[Start of Dataset content]

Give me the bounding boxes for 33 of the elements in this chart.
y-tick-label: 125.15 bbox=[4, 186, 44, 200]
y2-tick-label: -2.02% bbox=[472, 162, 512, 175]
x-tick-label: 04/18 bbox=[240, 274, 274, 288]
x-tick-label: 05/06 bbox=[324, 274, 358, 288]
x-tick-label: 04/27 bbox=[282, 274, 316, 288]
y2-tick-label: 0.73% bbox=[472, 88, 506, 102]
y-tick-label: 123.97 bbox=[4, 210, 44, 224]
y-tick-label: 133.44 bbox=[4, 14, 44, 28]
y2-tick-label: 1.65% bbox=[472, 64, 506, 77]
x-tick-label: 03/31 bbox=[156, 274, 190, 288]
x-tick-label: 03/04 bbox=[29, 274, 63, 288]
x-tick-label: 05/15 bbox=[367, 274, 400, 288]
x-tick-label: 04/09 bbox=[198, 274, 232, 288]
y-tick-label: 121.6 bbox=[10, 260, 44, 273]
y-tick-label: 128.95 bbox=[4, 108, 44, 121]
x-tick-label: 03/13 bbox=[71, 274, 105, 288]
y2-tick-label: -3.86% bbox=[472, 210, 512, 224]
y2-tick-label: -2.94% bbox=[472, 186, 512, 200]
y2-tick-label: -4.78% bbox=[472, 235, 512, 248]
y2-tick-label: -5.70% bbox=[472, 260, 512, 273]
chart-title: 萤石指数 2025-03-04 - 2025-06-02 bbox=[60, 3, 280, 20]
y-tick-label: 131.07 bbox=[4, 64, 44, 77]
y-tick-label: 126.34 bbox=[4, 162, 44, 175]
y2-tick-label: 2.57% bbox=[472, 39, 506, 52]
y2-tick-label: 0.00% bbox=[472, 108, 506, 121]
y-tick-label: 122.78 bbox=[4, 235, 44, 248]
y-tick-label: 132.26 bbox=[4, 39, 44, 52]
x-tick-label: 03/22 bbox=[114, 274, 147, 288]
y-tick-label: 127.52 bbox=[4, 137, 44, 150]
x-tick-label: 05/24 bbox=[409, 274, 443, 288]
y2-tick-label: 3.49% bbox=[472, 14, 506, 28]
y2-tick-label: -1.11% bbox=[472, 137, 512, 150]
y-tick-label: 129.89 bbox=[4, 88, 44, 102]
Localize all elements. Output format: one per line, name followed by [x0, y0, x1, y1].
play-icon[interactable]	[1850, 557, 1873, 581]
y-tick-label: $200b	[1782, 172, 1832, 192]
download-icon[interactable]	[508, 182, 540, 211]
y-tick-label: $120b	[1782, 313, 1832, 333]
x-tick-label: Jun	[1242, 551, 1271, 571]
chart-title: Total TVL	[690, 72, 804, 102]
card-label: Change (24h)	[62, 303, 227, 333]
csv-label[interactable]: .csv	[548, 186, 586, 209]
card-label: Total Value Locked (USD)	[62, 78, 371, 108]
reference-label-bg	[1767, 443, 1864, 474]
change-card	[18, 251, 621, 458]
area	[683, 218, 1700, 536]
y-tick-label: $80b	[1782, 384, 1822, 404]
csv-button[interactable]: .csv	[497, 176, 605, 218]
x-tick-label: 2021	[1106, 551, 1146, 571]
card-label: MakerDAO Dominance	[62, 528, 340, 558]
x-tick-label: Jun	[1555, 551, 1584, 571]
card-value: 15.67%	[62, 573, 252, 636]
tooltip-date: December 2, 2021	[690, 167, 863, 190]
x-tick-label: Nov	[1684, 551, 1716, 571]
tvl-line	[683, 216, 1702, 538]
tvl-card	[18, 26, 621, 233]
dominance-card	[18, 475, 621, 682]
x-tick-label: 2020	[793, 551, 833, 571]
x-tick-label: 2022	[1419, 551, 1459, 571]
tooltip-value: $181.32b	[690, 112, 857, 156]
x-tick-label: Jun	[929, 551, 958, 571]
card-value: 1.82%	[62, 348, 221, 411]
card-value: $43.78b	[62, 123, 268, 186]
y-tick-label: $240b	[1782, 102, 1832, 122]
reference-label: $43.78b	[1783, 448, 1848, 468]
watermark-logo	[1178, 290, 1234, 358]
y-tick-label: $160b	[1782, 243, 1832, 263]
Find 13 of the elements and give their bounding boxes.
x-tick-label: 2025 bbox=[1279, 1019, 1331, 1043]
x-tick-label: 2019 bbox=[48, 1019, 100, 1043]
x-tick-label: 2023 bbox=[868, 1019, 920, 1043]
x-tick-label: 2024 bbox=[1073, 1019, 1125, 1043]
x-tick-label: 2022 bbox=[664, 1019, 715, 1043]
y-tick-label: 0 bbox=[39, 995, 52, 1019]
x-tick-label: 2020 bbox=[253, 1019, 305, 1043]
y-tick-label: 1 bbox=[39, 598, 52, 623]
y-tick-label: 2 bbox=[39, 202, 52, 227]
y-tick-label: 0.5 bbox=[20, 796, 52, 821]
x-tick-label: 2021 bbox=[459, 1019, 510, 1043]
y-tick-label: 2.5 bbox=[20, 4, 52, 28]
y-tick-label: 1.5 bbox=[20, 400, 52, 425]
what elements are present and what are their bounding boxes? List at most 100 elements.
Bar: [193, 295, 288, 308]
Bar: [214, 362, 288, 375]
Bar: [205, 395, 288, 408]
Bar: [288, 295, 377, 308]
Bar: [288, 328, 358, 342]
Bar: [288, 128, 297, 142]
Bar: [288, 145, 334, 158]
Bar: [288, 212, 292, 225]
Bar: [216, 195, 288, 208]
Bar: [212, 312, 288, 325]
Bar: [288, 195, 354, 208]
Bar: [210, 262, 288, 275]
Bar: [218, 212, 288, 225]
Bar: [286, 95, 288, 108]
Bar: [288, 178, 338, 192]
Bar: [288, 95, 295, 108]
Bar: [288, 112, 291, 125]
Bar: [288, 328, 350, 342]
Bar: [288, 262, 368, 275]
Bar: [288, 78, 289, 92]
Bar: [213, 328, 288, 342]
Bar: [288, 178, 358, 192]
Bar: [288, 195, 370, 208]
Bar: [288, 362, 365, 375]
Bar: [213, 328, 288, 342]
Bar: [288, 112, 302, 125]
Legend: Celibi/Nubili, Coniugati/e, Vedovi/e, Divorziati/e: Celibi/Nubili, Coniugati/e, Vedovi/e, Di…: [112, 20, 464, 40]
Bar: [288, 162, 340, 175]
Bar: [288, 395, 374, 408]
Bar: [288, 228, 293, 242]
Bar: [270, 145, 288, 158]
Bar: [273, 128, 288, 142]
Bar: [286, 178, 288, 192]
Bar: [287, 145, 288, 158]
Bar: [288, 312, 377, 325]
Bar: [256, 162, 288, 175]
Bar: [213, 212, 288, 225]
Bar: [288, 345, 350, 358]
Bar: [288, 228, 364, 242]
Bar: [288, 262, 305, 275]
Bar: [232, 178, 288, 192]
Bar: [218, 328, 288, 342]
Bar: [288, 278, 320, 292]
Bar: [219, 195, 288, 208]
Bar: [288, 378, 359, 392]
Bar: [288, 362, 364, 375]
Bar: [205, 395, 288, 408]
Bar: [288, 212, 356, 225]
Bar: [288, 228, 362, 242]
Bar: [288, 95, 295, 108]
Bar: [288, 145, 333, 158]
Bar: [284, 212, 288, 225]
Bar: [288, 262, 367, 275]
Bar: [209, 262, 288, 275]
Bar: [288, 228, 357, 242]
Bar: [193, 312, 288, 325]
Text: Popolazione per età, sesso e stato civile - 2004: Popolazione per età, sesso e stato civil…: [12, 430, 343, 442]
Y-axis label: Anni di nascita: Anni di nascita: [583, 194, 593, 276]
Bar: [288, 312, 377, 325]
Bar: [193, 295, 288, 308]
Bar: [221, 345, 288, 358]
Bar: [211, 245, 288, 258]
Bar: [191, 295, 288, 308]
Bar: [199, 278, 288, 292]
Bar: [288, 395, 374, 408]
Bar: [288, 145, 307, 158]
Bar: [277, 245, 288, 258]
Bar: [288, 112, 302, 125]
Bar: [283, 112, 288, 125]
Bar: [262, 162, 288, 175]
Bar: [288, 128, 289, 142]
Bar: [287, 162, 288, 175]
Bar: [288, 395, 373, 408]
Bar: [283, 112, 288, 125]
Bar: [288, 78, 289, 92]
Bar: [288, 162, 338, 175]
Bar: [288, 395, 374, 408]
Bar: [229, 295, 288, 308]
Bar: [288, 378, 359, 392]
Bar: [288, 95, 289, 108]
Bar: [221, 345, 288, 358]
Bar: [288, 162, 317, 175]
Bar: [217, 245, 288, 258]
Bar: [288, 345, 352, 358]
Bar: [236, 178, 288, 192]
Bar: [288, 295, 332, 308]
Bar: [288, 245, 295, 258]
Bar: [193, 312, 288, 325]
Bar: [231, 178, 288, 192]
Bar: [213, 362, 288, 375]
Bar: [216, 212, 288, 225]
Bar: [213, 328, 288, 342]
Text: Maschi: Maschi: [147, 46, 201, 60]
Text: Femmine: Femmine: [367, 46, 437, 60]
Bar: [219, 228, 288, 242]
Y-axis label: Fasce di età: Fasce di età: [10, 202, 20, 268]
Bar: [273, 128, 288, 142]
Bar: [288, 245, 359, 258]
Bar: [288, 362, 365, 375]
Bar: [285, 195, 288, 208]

[End of Dataset content]

• Requirement: Rewrite the lines from the start through the line with "251, 621, 458]", changing every "y2-tick-label" to "secondary-y-tick-label" and leaving everything else the same.

• Reply to the task:
Give me the bounding boxes for 33 of the elements in this chart.
y-tick-label: 125.15 bbox=[4, 186, 44, 200]
secondary-y-tick-label: -2.02% bbox=[472, 162, 512, 175]
x-tick-label: 04/18 bbox=[240, 274, 274, 288]
x-tick-label: 05/06 bbox=[324, 274, 358, 288]
x-tick-label: 04/27 bbox=[282, 274, 316, 288]
secondary-y-tick-label: 0.73% bbox=[472, 88, 506, 102]
y-tick-label: 123.97 bbox=[4, 210, 44, 224]
y-tick-label: 133.44 bbox=[4, 14, 44, 28]
secondary-y-tick-label: 1.65% bbox=[472, 64, 506, 77]
x-tick-label: 03/31 bbox=[156, 274, 190, 288]
x-tick-label: 03/04 bbox=[29, 274, 63, 288]
x-tick-label: 05/15 bbox=[367, 274, 400, 288]
x-tick-label: 04/09 bbox=[198, 274, 232, 288]
y-tick-label: 121.6 bbox=[10, 260, 44, 273]
y-tick-label: 128.95 bbox=[4, 108, 44, 121]
x-tick-label: 03/13 bbox=[71, 274, 105, 288]
secondary-y-tick-label: -3.86% bbox=[472, 210, 512, 224]
secondary-y-tick-label: -2.94% bbox=[472, 186, 512, 200]
secondary-y-tick-label: -4.78% bbox=[472, 235, 512, 248]
secondary-y-tick-label: -5.70% bbox=[472, 260, 512, 273]
chart-title: 萤石指数 2025-03-04 - 2025-06-02 bbox=[60, 3, 280, 20]
y-tick-label: 131.07 bbox=[4, 64, 44, 77]
y-tick-label: 126.34 bbox=[4, 162, 44, 175]
secondary-y-tick-label: 2.57% bbox=[472, 39, 506, 52]
secondary-y-tick-label: 0.00% bbox=[472, 108, 506, 121]
y-tick-label: 122.78 bbox=[4, 235, 44, 248]
y-tick-label: 132.26 bbox=[4, 39, 44, 52]
x-tick-label: 03/22 bbox=[114, 274, 147, 288]
y-tick-label: 127.52 bbox=[4, 137, 44, 150]
x-tick-label: 05/24 bbox=[409, 274, 443, 288]
secondary-y-tick-label: 3.49% bbox=[472, 14, 506, 28]
secondary-y-tick-label: -1.11% bbox=[472, 137, 512, 150]
y-tick-label: 129.89 bbox=[4, 88, 44, 102]
Localize all elements. Output format: one per line, name followed by [x0, y0, x1, y1].
play-icon[interactable]	[1850, 557, 1873, 581]
y-tick-label: $200b	[1782, 172, 1832, 192]
download-icon[interactable]	[508, 182, 540, 211]
y-tick-label: $120b	[1782, 313, 1832, 333]
x-tick-label: Jun	[1242, 551, 1271, 571]
chart-title: Total TVL	[690, 72, 804, 102]
card-label: Change (24h)	[62, 303, 227, 333]
csv-label[interactable]: .csv	[548, 186, 586, 209]
card-label: Total Value Locked (USD)	[62, 78, 371, 108]
reference-label-bg	[1767, 443, 1864, 474]
change-card	[18, 251, 621, 458]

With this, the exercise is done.